EXERCISE: Your task is to filter the data below down to the lines holding "ylabel".

GIVEN DATA:
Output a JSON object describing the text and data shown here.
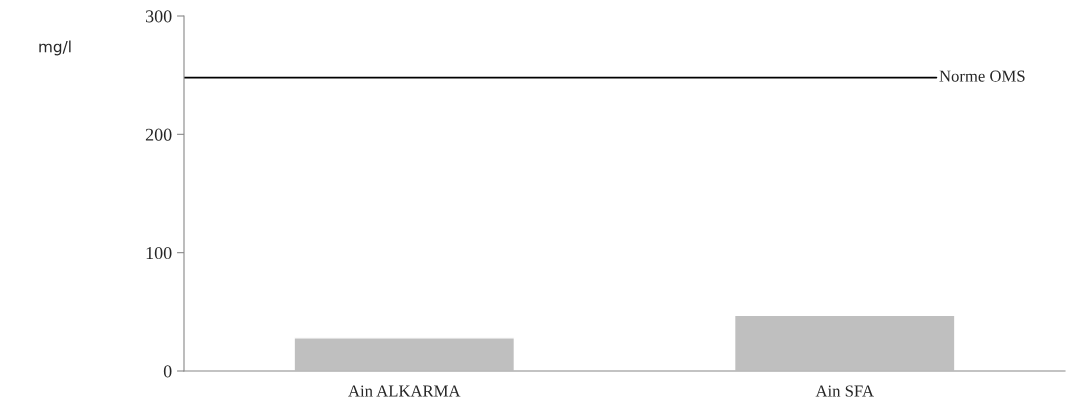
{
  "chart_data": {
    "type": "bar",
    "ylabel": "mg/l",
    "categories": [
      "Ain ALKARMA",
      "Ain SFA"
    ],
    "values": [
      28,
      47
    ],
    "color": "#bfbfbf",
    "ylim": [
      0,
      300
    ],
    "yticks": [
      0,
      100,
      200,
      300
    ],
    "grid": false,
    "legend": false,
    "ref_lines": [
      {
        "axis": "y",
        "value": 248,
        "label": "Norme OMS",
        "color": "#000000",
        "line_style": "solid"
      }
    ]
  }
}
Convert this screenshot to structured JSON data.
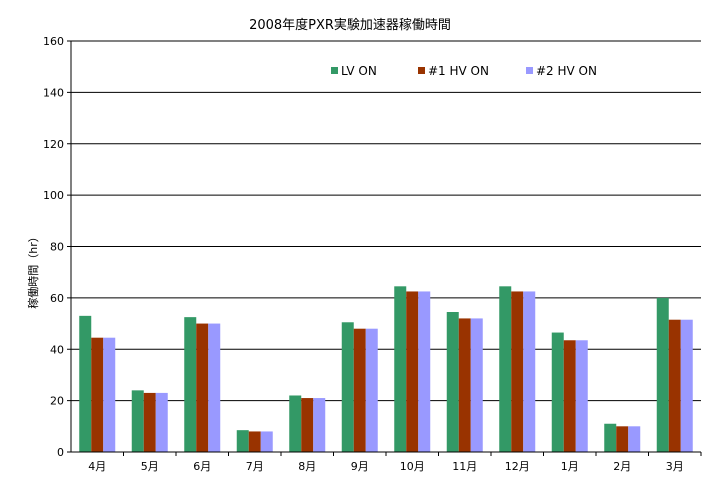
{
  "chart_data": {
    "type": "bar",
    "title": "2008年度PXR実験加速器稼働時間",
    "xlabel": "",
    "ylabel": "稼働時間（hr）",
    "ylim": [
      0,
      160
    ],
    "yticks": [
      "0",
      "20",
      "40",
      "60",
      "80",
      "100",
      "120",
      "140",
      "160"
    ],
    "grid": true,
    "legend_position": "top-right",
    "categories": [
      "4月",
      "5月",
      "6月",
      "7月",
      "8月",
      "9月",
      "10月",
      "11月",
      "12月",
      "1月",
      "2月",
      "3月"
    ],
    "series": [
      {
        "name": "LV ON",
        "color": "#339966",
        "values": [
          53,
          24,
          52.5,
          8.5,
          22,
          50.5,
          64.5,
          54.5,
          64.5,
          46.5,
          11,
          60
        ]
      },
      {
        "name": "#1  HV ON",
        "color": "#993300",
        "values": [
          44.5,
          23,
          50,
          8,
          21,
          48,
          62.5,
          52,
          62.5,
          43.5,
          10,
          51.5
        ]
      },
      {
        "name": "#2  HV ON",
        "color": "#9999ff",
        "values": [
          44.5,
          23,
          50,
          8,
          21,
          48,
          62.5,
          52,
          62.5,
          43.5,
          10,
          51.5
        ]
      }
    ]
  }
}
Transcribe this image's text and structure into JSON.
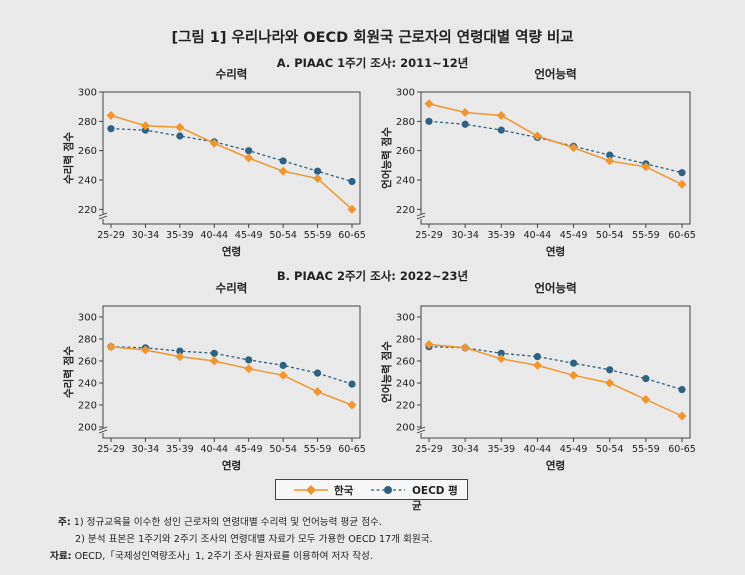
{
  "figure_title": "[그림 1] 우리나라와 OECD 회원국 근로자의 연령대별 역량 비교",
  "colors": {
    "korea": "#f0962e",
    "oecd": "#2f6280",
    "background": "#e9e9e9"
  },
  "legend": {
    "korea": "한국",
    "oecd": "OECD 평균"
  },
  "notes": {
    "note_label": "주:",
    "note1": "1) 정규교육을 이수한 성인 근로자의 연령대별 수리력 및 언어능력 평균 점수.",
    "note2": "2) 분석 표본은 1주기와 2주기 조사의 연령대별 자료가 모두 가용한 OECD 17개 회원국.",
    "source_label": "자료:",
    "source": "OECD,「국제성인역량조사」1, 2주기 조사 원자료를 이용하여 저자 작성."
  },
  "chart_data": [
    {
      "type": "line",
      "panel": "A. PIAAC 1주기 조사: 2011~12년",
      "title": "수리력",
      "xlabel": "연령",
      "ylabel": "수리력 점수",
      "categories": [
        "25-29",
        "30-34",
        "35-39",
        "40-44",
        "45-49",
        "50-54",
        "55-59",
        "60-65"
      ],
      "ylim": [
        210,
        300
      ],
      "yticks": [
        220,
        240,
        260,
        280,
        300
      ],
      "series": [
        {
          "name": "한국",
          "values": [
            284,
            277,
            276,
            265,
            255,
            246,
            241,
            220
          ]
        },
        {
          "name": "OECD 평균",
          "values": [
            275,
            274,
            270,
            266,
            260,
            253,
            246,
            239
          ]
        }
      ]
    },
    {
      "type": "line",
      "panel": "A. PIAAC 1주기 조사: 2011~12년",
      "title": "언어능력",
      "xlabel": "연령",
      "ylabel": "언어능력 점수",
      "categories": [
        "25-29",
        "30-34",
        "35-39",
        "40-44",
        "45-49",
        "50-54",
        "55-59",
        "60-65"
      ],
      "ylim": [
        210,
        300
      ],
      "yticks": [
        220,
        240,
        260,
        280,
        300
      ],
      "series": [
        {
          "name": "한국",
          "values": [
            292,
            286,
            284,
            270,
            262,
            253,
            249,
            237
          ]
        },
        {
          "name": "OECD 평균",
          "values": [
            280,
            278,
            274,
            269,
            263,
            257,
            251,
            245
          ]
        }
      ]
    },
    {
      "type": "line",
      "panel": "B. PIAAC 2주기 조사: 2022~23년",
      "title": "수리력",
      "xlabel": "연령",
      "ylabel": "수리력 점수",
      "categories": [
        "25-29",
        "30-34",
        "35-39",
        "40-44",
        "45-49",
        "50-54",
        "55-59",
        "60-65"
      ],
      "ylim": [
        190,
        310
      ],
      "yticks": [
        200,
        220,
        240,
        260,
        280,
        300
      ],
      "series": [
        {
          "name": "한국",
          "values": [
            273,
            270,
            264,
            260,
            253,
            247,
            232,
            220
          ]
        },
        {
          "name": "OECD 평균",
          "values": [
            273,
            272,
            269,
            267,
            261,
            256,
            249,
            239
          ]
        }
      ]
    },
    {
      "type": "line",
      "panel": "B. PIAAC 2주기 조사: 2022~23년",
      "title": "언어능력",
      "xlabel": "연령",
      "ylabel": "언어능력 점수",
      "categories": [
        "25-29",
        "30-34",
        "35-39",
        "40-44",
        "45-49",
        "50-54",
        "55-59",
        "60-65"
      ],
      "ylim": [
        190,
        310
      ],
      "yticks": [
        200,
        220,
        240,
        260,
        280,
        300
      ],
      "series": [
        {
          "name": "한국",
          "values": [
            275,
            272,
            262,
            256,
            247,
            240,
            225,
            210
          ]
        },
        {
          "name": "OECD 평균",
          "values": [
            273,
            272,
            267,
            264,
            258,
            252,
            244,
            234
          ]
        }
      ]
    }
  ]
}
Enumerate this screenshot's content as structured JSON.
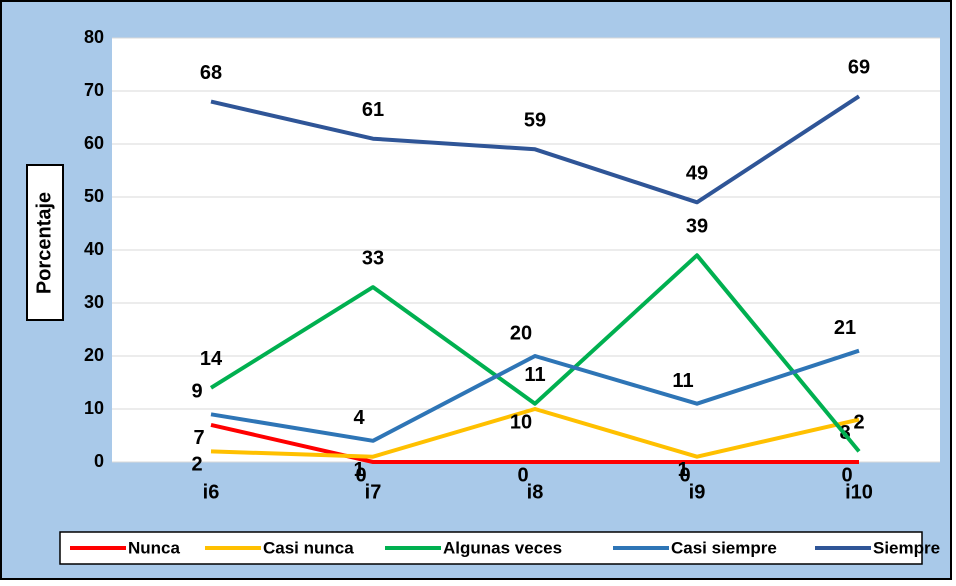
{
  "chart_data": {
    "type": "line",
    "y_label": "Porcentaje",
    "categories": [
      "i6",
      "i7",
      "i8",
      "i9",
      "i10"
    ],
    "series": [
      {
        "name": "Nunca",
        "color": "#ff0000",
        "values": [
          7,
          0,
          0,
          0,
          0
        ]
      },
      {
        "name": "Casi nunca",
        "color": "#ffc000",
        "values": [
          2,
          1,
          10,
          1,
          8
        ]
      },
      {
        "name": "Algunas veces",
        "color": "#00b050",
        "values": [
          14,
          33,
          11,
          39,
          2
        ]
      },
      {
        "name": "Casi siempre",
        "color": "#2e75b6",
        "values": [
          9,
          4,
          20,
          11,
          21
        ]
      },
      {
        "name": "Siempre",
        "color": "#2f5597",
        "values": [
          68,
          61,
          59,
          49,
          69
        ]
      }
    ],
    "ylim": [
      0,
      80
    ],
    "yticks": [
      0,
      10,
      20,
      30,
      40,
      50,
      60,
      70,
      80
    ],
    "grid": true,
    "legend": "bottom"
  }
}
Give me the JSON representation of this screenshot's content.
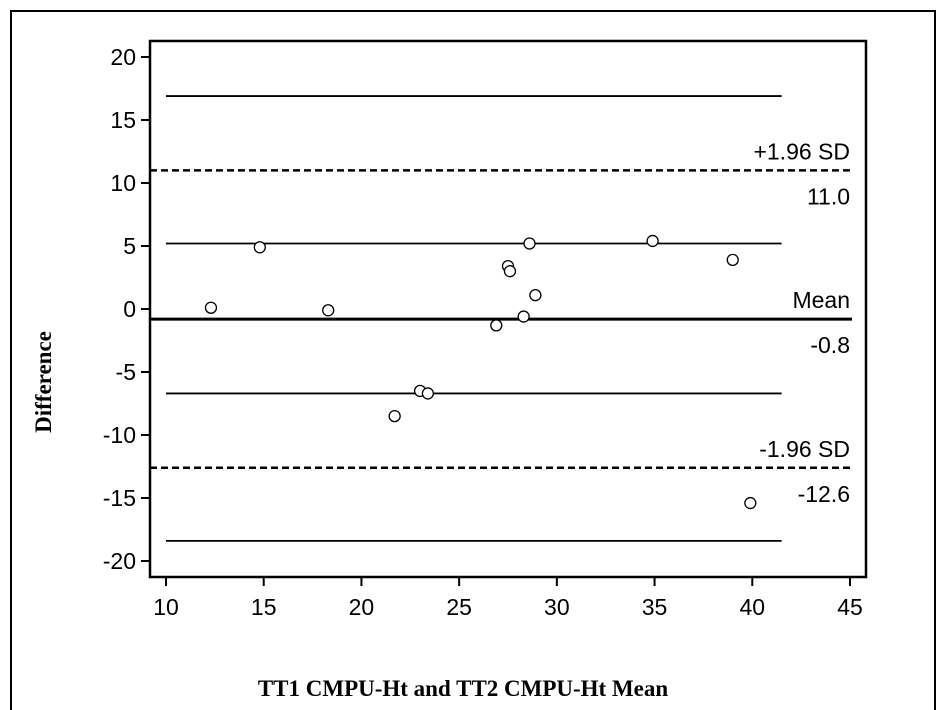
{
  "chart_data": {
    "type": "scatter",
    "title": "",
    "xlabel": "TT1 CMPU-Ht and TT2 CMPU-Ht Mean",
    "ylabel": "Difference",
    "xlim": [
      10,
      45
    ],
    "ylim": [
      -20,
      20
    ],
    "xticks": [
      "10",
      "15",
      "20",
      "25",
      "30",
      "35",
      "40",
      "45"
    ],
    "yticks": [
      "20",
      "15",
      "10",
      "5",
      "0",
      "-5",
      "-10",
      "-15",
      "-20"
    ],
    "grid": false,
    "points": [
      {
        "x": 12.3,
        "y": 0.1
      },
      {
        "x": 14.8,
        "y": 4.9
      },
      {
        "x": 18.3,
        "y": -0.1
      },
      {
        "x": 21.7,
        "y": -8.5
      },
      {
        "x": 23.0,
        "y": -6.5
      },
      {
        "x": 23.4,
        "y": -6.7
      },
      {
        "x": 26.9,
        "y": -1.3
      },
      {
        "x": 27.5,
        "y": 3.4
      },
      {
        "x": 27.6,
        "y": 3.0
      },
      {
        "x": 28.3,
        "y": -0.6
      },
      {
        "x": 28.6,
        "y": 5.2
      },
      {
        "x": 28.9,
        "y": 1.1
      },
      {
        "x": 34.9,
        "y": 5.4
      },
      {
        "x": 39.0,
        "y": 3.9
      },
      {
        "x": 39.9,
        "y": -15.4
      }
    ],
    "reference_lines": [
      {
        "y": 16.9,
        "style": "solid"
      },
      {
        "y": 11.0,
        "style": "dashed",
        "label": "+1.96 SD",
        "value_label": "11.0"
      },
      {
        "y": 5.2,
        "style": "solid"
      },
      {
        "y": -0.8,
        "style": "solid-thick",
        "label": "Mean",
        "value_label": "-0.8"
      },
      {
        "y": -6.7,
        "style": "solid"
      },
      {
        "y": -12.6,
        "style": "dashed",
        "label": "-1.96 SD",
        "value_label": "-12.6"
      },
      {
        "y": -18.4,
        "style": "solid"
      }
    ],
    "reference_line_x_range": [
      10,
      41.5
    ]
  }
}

SOLUTION FOR THIS PROBLEM:
    "ylabel": "mg/l",
    "ylabel": "稼働時間（hr）",
      "ylabel": "수리력 점수",
      "ylabel": "언어능력 점수",
      "ylabel": "수리력 점수",
      "ylabel": "언어능력 점수",
    "ylabel": "Difference",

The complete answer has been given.